* [EXERCISE DESCRIPTION] Reproduce all of the material exactly as shown.
|---|
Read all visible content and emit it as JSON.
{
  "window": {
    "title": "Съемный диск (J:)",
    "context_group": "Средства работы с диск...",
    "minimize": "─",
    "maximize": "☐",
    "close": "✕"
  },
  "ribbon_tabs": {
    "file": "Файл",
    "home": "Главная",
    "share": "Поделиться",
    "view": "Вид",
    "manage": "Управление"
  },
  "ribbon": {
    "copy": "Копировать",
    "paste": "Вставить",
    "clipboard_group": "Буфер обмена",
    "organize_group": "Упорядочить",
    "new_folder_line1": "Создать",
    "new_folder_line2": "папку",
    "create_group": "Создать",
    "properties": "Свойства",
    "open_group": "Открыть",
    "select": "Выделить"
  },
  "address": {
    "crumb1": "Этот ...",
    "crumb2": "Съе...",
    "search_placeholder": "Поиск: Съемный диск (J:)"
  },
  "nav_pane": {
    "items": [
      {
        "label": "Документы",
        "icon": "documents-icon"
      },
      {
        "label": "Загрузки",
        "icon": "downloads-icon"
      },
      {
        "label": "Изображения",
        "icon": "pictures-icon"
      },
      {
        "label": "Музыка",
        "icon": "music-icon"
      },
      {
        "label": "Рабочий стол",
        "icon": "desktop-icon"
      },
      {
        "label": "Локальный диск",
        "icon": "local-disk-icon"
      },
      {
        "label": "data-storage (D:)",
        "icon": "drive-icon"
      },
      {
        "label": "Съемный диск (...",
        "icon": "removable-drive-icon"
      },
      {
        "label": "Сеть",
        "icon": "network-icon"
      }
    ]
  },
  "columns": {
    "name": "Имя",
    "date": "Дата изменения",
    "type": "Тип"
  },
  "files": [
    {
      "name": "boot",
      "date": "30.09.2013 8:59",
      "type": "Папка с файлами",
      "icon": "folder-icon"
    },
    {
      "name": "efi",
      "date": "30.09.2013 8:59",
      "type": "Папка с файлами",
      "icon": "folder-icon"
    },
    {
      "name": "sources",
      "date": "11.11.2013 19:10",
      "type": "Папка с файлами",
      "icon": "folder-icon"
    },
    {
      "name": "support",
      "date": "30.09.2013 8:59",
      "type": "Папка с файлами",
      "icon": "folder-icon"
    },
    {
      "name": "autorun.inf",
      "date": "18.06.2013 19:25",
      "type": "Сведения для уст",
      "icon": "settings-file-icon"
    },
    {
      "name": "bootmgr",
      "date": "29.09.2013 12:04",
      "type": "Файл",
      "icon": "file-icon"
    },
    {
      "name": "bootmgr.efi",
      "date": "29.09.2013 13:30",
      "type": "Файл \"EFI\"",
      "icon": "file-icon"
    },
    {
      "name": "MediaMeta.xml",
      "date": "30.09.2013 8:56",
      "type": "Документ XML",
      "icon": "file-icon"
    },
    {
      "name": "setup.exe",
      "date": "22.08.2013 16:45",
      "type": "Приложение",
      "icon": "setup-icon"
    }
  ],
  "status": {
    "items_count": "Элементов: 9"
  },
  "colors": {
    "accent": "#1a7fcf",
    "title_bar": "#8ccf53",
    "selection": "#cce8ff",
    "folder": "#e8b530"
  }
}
|---|
* [THE COMPLETED TASK]
Read all visible content and emit it as JSON.
{
  "window": {
    "title": "Съемный диск (J:)",
    "context_group": "Средства работы с диск...",
    "minimize": "─",
    "maximize": "☐",
    "close": "✕"
  },
  "ribbon_tabs": {
    "file": "Файл",
    "home": "Главная",
    "share": "Поделиться",
    "view": "Вид",
    "manage": "Управление"
  },
  "ribbon": {
    "copy": "Копировать",
    "paste": "Вставить",
    "clipboard_group": "Буфер обмена",
    "organize_group": "Упорядочить",
    "new_folder_line1": "Создать",
    "new_folder_line2": "папку",
    "create_group": "Создать",
    "properties": "Свойства",
    "open_group": "Открыть",
    "select": "Выделить"
  },
  "address": {
    "crumb1": "Этот ...",
    "crumb2": "Съе...",
    "search_placeholder": "Поиск: Съемный диск (J:)"
  },
  "nav_pane": {
    "items": [
      {
        "label": "Документы",
        "icon": "documents-icon"
      },
      {
        "label": "Загрузки",
        "icon": "downloads-icon"
      },
      {
        "label": "Изображения",
        "icon": "pictures-icon"
      },
      {
        "label": "Музыка",
        "icon": "music-icon"
      },
      {
        "label": "Рабочий стол",
        "icon": "desktop-icon"
      },
      {
        "label": "Локальный диск",
        "icon": "local-disk-icon"
      },
      {
        "label": "data-storage (D:)",
        "icon": "drive-icon"
      },
      {
        "label": "Съемный диск (...",
        "icon": "removable-drive-icon"
      },
      {
        "label": "Сеть",
        "icon": "network-icon"
      }
    ]
  },
  "columns": {
    "name": "Имя",
    "date": "Дата изменения",
    "type": "Тип"
  },
  "files": [
    {
      "name": "boot",
      "date": "30.09.2013 8:59",
      "type": "Папка с файлами",
      "icon": "folder-icon"
    },
    {
      "name": "efi",
      "date": "30.09.2013 8:59",
      "type": "Папка с файлами",
      "icon": "folder-icon"
    },
    {
      "name": "sources",
      "date": "11.11.2013 19:10",
      "type": "Папка с файлами",
      "icon": "folder-icon"
    },
    {
      "name": "support",
      "date": "30.09.2013 8:59",
      "type": "Папка с файлами",
      "icon": "folder-icon"
    },
    {
      "name": "autorun.inf",
      "date": "18.06.2013 19:25",
      "type": "Сведения для уст",
      "icon": "settings-file-icon"
    },
    {
      "name": "bootmgr",
      "date": "29.09.2013 12:04",
      "type": "Файл",
      "icon": "file-icon"
    },
    {
      "name": "bootmgr.efi",
      "date": "29.09.2013 13:30",
      "type": "Файл \"EFI\"",
      "icon": "file-icon"
    },
    {
      "name": "MediaMeta.xml",
      "date": "30.09.2013 8:56",
      "type": "Документ XML",
      "icon": "file-icon"
    },
    {
      "name": "setup.exe",
      "date": "22.08.2013 16:45",
      "type": "Приложение",
      "icon": "setup-icon"
    }
  ],
  "status": {
    "items_count": "Элементов: 9"
  },
  "colors": {
    "accent": "#1a7fcf",
    "title_bar": "#8ccf53",
    "selection": "#cce8ff",
    "folder": "#e8b530"
  }
}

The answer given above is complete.